Look through the lines below and extract any with the word "Harris".

Extracted records
▬▬▬
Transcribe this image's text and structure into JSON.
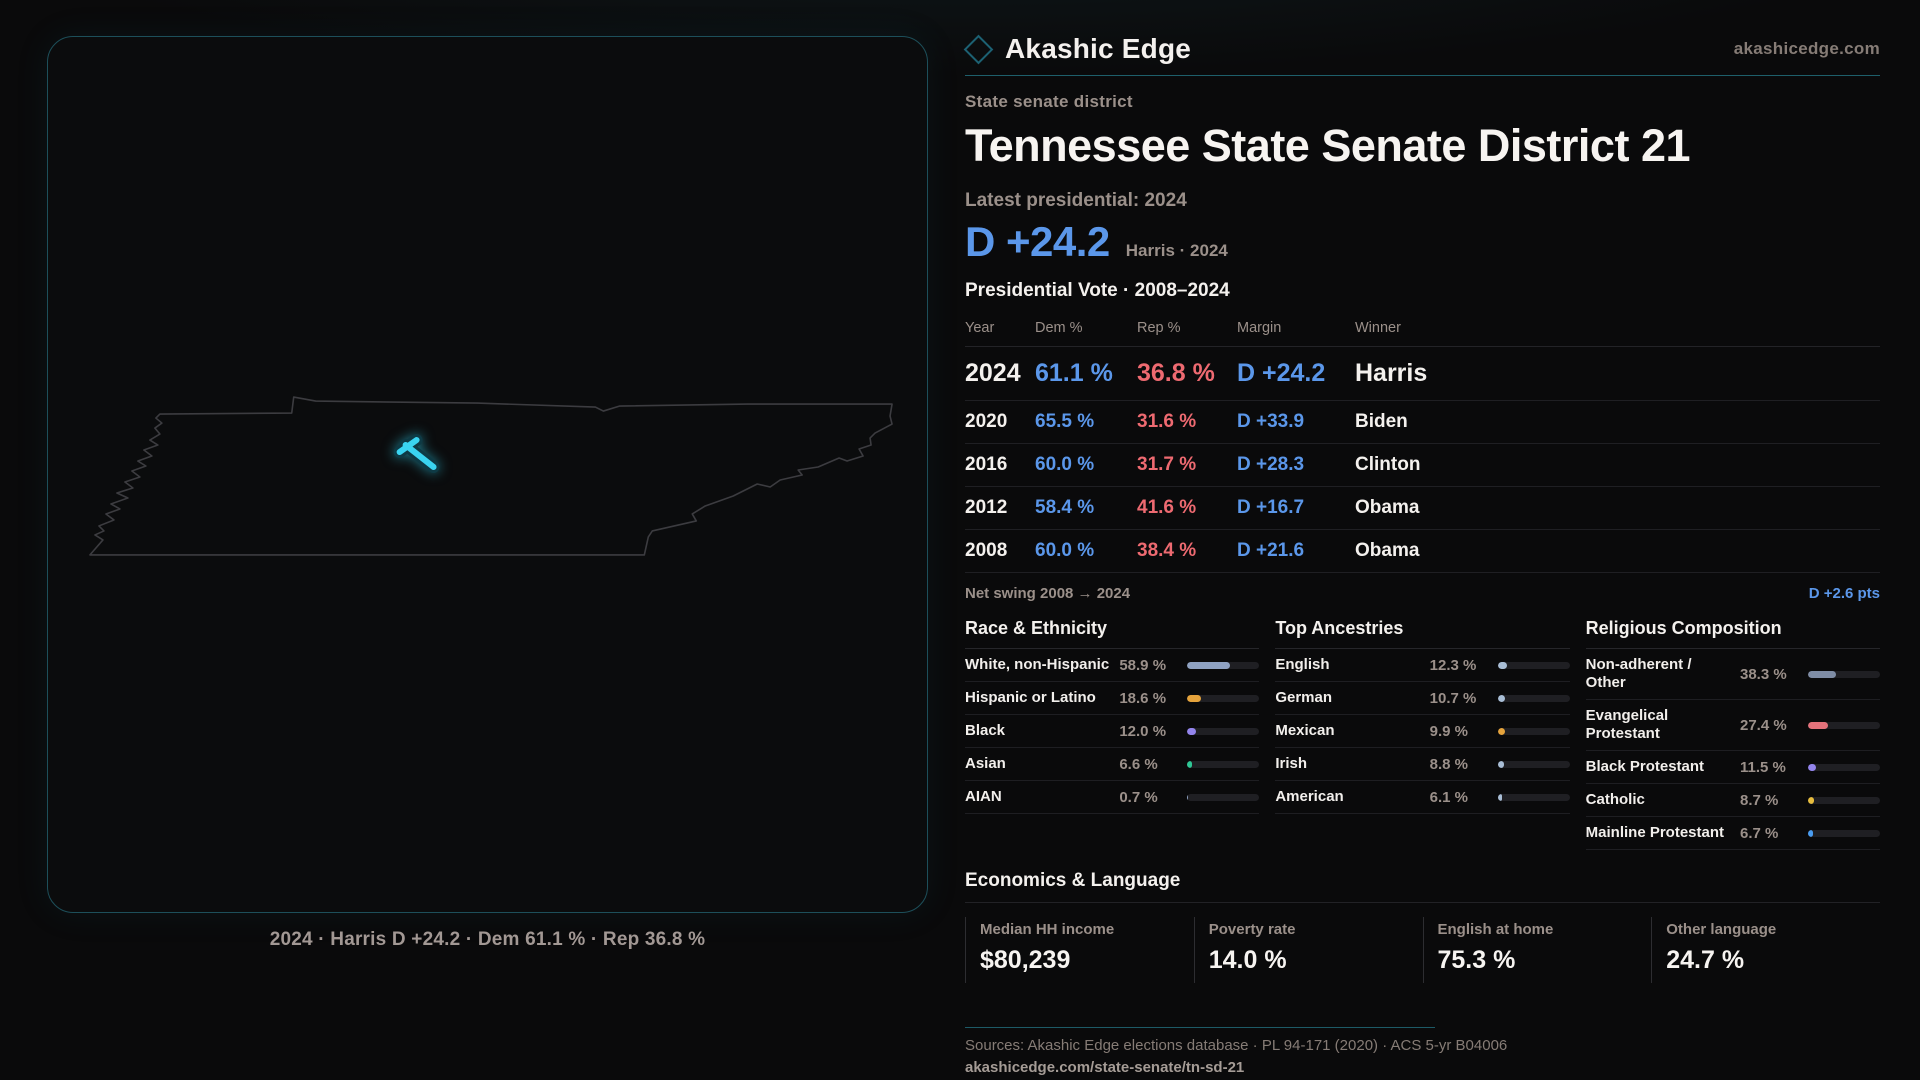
{
  "brand": {
    "name": "Akashic Edge",
    "site": "akashicedge.com"
  },
  "page": {
    "kicker": "State senate district",
    "title": "Tennessee State Senate District 21"
  },
  "headline": {
    "label": "Latest presidential: 2024",
    "margin": "D +24.2",
    "sub": "Harris · 2024"
  },
  "map": {
    "caption": "2024 · Harris D +24.2 · Dem 61.1 % · Rep 36.8 %"
  },
  "vote_table": {
    "title": "Presidential Vote · 2008–2024",
    "columns": [
      "Year",
      "Dem %",
      "Rep %",
      "Margin",
      "Winner"
    ],
    "rows": [
      {
        "year": "2024",
        "dem": "61.1 %",
        "rep": "36.8 %",
        "margin": "D +24.2",
        "winner": "Harris",
        "emphasis": true
      },
      {
        "year": "2020",
        "dem": "65.5 %",
        "rep": "31.6 %",
        "margin": "D +33.9",
        "winner": "Biden",
        "emphasis": false
      },
      {
        "year": "2016",
        "dem": "60.0 %",
        "rep": "31.7 %",
        "margin": "D +28.3",
        "winner": "Clinton",
        "emphasis": false
      },
      {
        "year": "2012",
        "dem": "58.4 %",
        "rep": "41.6 %",
        "margin": "D +16.7",
        "winner": "Obama",
        "emphasis": false
      },
      {
        "year": "2008",
        "dem": "60.0 %",
        "rep": "38.4 %",
        "margin": "D +21.6",
        "winner": "Obama",
        "emphasis": false
      }
    ]
  },
  "net_swing": {
    "label": "Net swing 2008 → 2024",
    "value": "D +2.6 pts"
  },
  "demographics": [
    {
      "id": "race",
      "title": "Race & Ethnicity",
      "rows": [
        {
          "label": "White, non-Hispanic",
          "value": "58.9 %",
          "pct": 58.9,
          "color": "#8fa2c2"
        },
        {
          "label": "Hispanic or Latino",
          "value": "18.6 %",
          "pct": 18.6,
          "color": "#e5a33c"
        },
        {
          "label": "Black",
          "value": "12.0 %",
          "pct": 12.0,
          "color": "#9384ec"
        },
        {
          "label": "Asian",
          "value": "6.6 %",
          "pct": 6.6,
          "color": "#2fc795"
        },
        {
          "label": "AIAN",
          "value": "0.7 %",
          "pct": 0.7,
          "color": "#8fa2c2"
        }
      ]
    },
    {
      "id": "ancestries",
      "title": "Top Ancestries",
      "rows": [
        {
          "label": "English",
          "value": "12.3 %",
          "pct": 12.3,
          "color": "#a9bed6"
        },
        {
          "label": "German",
          "value": "10.7 %",
          "pct": 10.7,
          "color": "#a9bed6"
        },
        {
          "label": "Mexican",
          "value": "9.9 %",
          "pct": 9.9,
          "color": "#e5a33c"
        },
        {
          "label": "Irish",
          "value": "8.8 %",
          "pct": 8.8,
          "color": "#a9bed6"
        },
        {
          "label": "American",
          "value": "6.1 %",
          "pct": 6.1,
          "color": "#a9bed6"
        }
      ]
    },
    {
      "id": "religion",
      "title": "Religious Composition",
      "rows": [
        {
          "label": "Non-adherent / Other",
          "value": "38.3 %",
          "pct": 38.3,
          "color": "#7f8da6"
        },
        {
          "label": "Evangelical Protestant",
          "value": "27.4 %",
          "pct": 27.4,
          "color": "#e4727b"
        },
        {
          "label": "Black Protestant",
          "value": "11.5 %",
          "pct": 11.5,
          "color": "#9384ec"
        },
        {
          "label": "Catholic",
          "value": "8.7 %",
          "pct": 8.7,
          "color": "#e7bd3e"
        },
        {
          "label": "Mainline Protestant",
          "value": "6.7 %",
          "pct": 6.7,
          "color": "#4a9cf0"
        }
      ]
    }
  ],
  "economics": {
    "title": "Economics & Language",
    "stats": [
      {
        "label": "Median HH income",
        "value": "$80,239"
      },
      {
        "label": "Poverty rate",
        "value": "14.0 %"
      },
      {
        "label": "English at home",
        "value": "75.3 %"
      },
      {
        "label": "Other language",
        "value": "24.7 %"
      }
    ]
  },
  "footer": {
    "sources": "Sources: Akashic Edge elections database · PL 94-171 (2020) · ACS 5-yr B04006",
    "permalink": "akashicedge.com/state-senate/tn-sd-21"
  },
  "colors": {
    "dem": "#5b97ea",
    "rep": "#ee6a71",
    "district": "#3ad4f1",
    "accent_teal": "#1e5f6b"
  }
}
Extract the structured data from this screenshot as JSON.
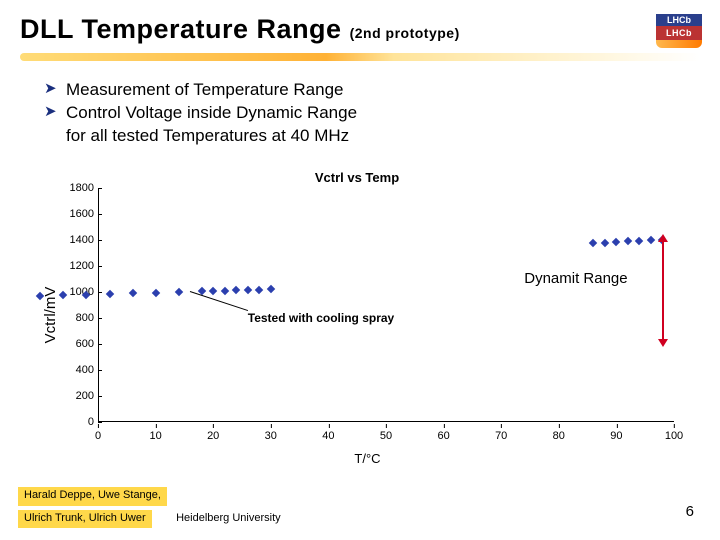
{
  "header": {
    "title_main": "DLL Temperature Range",
    "title_sub": "(2nd prototype)",
    "logo_top": "LHCb",
    "logo_mid": "LHCb",
    "underline_gradient": [
      "#ffdc78",
      "#ffb236",
      "#ffe49a",
      "#fff6dc",
      "#ffffff"
    ]
  },
  "bullets": {
    "b1": "Measurement of Temperature Range",
    "b2": "Control Voltage inside Dynamic Range",
    "b2_cont": "for all tested Temperatures at 40 MHz"
  },
  "chart": {
    "type": "scatter",
    "title": "Vctrl vs Temp",
    "ylabel": "Vctrl/mV",
    "xlabel": "T/°C",
    "xlim": [
      0,
      100
    ],
    "ylim": [
      0,
      1800
    ],
    "xtick_step": 10,
    "ytick_step": 200,
    "xticks": [
      0,
      10,
      20,
      30,
      40,
      50,
      60,
      70,
      80,
      90,
      100
    ],
    "yticks": [
      0,
      200,
      400,
      600,
      800,
      1000,
      1200,
      1400,
      1600,
      1800
    ],
    "series": [
      {
        "name": "vctrl",
        "marker": "diamond",
        "color": "#2b3fae",
        "points": [
          [
            -10,
            970
          ],
          [
            -6,
            975
          ],
          [
            -2,
            980
          ],
          [
            2,
            985
          ],
          [
            6,
            990
          ],
          [
            10,
            995
          ],
          [
            14,
            1000
          ],
          [
            18,
            1005
          ],
          [
            20,
            1008
          ],
          [
            22,
            1010
          ],
          [
            24,
            1012
          ],
          [
            26,
            1015
          ],
          [
            28,
            1018
          ],
          [
            30,
            1020
          ],
          [
            86,
            1375
          ],
          [
            88,
            1380
          ],
          [
            90,
            1385
          ],
          [
            92,
            1390
          ],
          [
            94,
            1395
          ],
          [
            96,
            1398
          ],
          [
            98,
            1400
          ]
        ]
      }
    ],
    "annotations": {
      "tested_spray": {
        "text": "Tested with cooling spray",
        "arrow_from": [
          16,
          1002
        ],
        "label_at": [
          26,
          810
        ]
      },
      "dynamic_range": {
        "text": "Dynamit Range",
        "bar_x": 98,
        "bar_y0": 620,
        "bar_y1": 1400,
        "label_at": [
          74,
          1040
        ],
        "color": "#d00020"
      }
    },
    "background_color": "#ffffff",
    "axis_color": "#000000",
    "tick_fontsize": 11,
    "title_fontsize": 13,
    "label_fontsize": 13
  },
  "footer": {
    "line1": "Harald Deppe, Uwe Stange,",
    "line2": "Ulrich Trunk, Ulrich Uwer",
    "affil": "Heidelberg University",
    "page": "6"
  }
}
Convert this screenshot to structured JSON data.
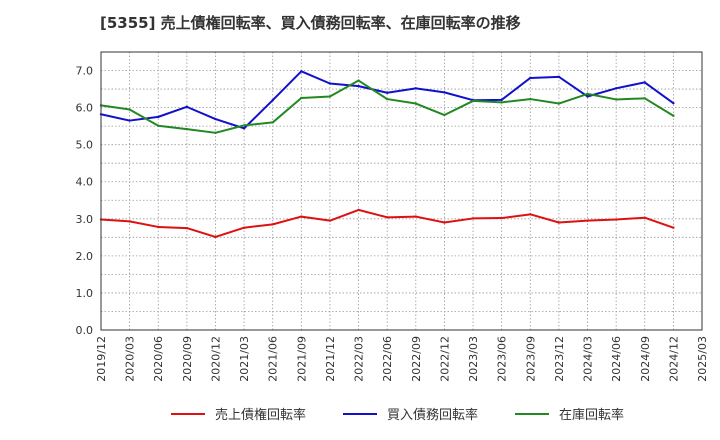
{
  "chart_data": {
    "type": "line",
    "title": "[5355]  売上債権回転率、買入債務回転率、在庫回転率の推移",
    "xlabel": "",
    "ylabel": "",
    "ylim": [
      0,
      7.5
    ],
    "yticks": [
      0.0,
      1.0,
      2.0,
      3.0,
      4.0,
      5.0,
      6.0,
      7.0
    ],
    "ytick_labels": [
      "0.0",
      "1.0",
      "2.0",
      "3.0",
      "4.0",
      "5.0",
      "6.0",
      "7.0"
    ],
    "grid": true,
    "legend_position": "bottom",
    "categories": [
      "2019/12",
      "2020/03",
      "2020/06",
      "2020/09",
      "2020/12",
      "2021/03",
      "2021/06",
      "2021/09",
      "2021/12",
      "2022/03",
      "2022/06",
      "2022/09",
      "2022/12",
      "2023/03",
      "2023/06",
      "2023/09",
      "2023/12",
      "2024/03",
      "2024/06",
      "2024/09",
      "2024/12",
      "2025/03"
    ],
    "series": [
      {
        "name": "売上債権回転率",
        "color": "#dd1111",
        "values": [
          2.98,
          2.93,
          2.78,
          2.75,
          2.51,
          2.76,
          2.85,
          3.06,
          2.95,
          3.24,
          3.04,
          3.06,
          2.9,
          3.01,
          3.02,
          3.12,
          2.9,
          2.95,
          2.98,
          3.03,
          2.76,
          null
        ]
      },
      {
        "name": "買入債務回転率",
        "color": "#1111cc",
        "values": [
          5.82,
          5.65,
          5.75,
          6.02,
          5.69,
          5.44,
          6.2,
          6.98,
          6.65,
          6.58,
          6.4,
          6.52,
          6.41,
          6.2,
          6.21,
          6.8,
          6.83,
          6.3,
          6.52,
          6.68,
          6.12,
          null
        ]
      },
      {
        "name": "在庫回転率",
        "color": "#228822",
        "values": [
          6.06,
          5.95,
          5.51,
          5.42,
          5.32,
          5.52,
          5.6,
          6.26,
          6.3,
          6.73,
          6.23,
          6.11,
          5.8,
          6.18,
          6.14,
          6.23,
          6.11,
          6.37,
          6.22,
          6.25,
          5.78,
          null
        ]
      }
    ]
  }
}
▬▬▬
• [Worked solution]:
    "sub": "Harris · 2024"
    "caption": "2024 · Harris D +24.2 · Dem 61.1 % · Rep 36.8 %"
        "winner": "Harris",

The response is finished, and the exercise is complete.